[Start Excerpted data]

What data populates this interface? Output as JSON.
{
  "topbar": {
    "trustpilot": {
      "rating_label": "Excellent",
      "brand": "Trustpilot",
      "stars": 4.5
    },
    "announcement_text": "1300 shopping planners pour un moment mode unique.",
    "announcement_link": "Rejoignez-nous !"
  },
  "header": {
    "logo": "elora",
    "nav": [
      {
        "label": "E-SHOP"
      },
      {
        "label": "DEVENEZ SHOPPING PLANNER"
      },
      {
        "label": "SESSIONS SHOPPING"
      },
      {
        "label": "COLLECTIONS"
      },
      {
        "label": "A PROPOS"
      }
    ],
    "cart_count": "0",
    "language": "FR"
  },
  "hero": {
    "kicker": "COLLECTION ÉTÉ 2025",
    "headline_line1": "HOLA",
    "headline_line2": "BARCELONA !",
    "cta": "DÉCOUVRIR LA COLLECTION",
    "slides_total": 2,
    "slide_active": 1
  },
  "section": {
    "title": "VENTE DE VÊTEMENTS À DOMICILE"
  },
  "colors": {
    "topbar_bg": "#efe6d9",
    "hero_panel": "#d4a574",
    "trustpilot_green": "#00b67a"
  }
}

[End Excerpted data]

Repeat every line of the material exactly as given.

What data populates this interface? Output as JSON.
{
  "topbar": {
    "trustpilot": {
      "rating_label": "Excellent",
      "brand": "Trustpilot",
      "stars": 4.5
    },
    "announcement_text": "1300 shopping planners pour un moment mode unique.",
    "announcement_link": "Rejoignez-nous !"
  },
  "header": {
    "logo": "elora",
    "nav": [
      {
        "label": "E-SHOP"
      },
      {
        "label": "DEVENEZ SHOPPING PLANNER"
      },
      {
        "label": "SESSIONS SHOPPING"
      },
      {
        "label": "COLLECTIONS"
      },
      {
        "label": "A PROPOS"
      }
    ],
    "cart_count": "0",
    "language": "FR"
  },
  "hero": {
    "kicker": "COLLECTION ÉTÉ 2025",
    "headline_line1": "HOLA",
    "headline_line2": "BARCELONA !",
    "cta": "DÉCOUVRIR LA COLLECTION",
    "slides_total": 2,
    "slide_active": 1
  },
  "section": {
    "title": "VENTE DE VÊTEMENTS À DOMICILE"
  },
  "colors": {
    "topbar_bg": "#efe6d9",
    "hero_panel": "#d4a574",
    "trustpilot_green": "#00b67a"
  }
}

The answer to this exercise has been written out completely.